* AIM OF THE EXERCISE
Answer with one number: how many lines hold "this".

--------------------

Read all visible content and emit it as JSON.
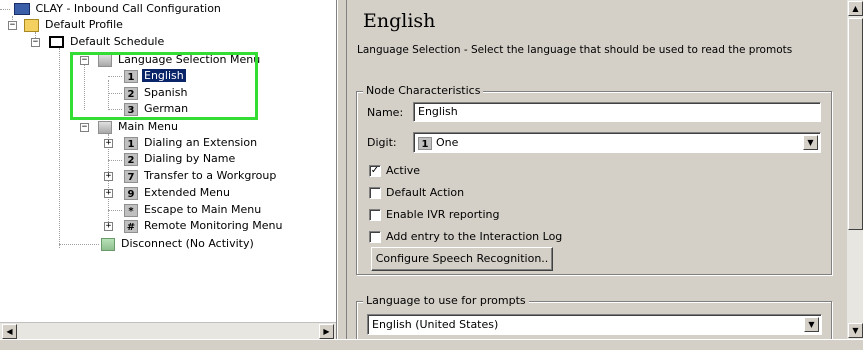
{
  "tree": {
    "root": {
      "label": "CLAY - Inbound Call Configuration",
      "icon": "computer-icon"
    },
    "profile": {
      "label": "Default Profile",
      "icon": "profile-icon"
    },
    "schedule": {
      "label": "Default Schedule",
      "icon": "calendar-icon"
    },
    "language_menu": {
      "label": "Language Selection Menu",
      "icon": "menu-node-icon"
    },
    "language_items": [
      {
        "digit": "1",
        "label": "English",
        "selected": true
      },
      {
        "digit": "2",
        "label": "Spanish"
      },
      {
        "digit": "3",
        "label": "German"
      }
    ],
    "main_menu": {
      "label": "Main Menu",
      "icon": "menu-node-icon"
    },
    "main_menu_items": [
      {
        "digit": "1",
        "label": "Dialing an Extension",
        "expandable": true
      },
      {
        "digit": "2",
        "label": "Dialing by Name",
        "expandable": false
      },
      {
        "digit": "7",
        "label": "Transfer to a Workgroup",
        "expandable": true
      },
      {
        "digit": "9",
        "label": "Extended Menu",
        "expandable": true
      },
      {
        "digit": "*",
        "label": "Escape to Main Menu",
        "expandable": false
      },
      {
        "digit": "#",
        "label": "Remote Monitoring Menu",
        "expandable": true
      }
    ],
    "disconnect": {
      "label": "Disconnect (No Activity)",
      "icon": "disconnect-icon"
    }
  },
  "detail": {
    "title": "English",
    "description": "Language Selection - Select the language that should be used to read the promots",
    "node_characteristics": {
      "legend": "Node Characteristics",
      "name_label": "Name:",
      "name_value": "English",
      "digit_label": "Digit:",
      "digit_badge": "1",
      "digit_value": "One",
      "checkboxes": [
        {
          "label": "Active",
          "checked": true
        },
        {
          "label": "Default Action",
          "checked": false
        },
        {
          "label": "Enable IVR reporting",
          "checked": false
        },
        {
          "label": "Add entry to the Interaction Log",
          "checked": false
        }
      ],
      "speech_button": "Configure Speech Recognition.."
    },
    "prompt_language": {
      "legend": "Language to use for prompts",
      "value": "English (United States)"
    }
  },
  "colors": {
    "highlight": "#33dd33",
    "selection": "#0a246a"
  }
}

--------------------

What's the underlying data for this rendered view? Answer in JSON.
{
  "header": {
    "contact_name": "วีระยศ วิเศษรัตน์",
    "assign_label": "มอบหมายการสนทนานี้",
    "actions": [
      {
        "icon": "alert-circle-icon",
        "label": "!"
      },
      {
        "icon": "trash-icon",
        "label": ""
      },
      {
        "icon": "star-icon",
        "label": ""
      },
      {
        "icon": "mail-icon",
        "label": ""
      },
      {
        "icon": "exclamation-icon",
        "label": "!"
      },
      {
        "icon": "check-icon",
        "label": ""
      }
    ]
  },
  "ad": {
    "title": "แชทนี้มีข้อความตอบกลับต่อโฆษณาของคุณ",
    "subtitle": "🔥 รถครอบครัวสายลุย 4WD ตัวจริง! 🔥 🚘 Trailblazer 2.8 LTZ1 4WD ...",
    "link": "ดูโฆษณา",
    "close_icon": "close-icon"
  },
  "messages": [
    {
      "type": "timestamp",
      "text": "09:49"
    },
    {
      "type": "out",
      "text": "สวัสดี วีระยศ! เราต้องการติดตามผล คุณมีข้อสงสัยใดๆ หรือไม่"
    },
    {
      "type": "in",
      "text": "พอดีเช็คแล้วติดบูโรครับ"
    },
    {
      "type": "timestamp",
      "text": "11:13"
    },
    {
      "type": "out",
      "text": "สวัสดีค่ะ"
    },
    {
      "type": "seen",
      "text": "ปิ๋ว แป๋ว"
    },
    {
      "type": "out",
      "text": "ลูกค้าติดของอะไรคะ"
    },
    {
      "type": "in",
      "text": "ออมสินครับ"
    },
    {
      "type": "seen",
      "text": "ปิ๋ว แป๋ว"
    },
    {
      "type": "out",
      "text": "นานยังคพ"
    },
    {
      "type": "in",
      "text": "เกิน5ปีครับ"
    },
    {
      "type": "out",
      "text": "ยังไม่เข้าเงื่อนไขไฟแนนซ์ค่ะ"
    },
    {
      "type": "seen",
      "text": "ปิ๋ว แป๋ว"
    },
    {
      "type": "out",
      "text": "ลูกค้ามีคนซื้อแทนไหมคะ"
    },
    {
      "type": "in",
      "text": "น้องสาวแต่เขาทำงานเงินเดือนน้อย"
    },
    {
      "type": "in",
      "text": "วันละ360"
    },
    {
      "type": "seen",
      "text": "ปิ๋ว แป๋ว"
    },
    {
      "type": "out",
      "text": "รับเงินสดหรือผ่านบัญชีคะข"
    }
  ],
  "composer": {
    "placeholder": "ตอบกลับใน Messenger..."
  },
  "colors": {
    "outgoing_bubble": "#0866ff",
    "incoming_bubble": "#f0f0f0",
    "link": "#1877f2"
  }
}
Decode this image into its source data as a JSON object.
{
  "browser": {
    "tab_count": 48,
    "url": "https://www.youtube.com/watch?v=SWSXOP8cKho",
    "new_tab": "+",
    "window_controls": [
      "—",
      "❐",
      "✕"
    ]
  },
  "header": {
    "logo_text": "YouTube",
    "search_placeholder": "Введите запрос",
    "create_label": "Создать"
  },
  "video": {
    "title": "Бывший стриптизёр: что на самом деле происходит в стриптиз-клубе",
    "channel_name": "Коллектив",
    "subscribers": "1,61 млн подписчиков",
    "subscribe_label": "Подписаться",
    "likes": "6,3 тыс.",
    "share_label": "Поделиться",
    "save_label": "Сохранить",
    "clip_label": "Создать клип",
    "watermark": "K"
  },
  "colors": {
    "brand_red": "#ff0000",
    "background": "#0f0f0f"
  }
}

--------------------

* ANSWER TO THE PROBLEM
2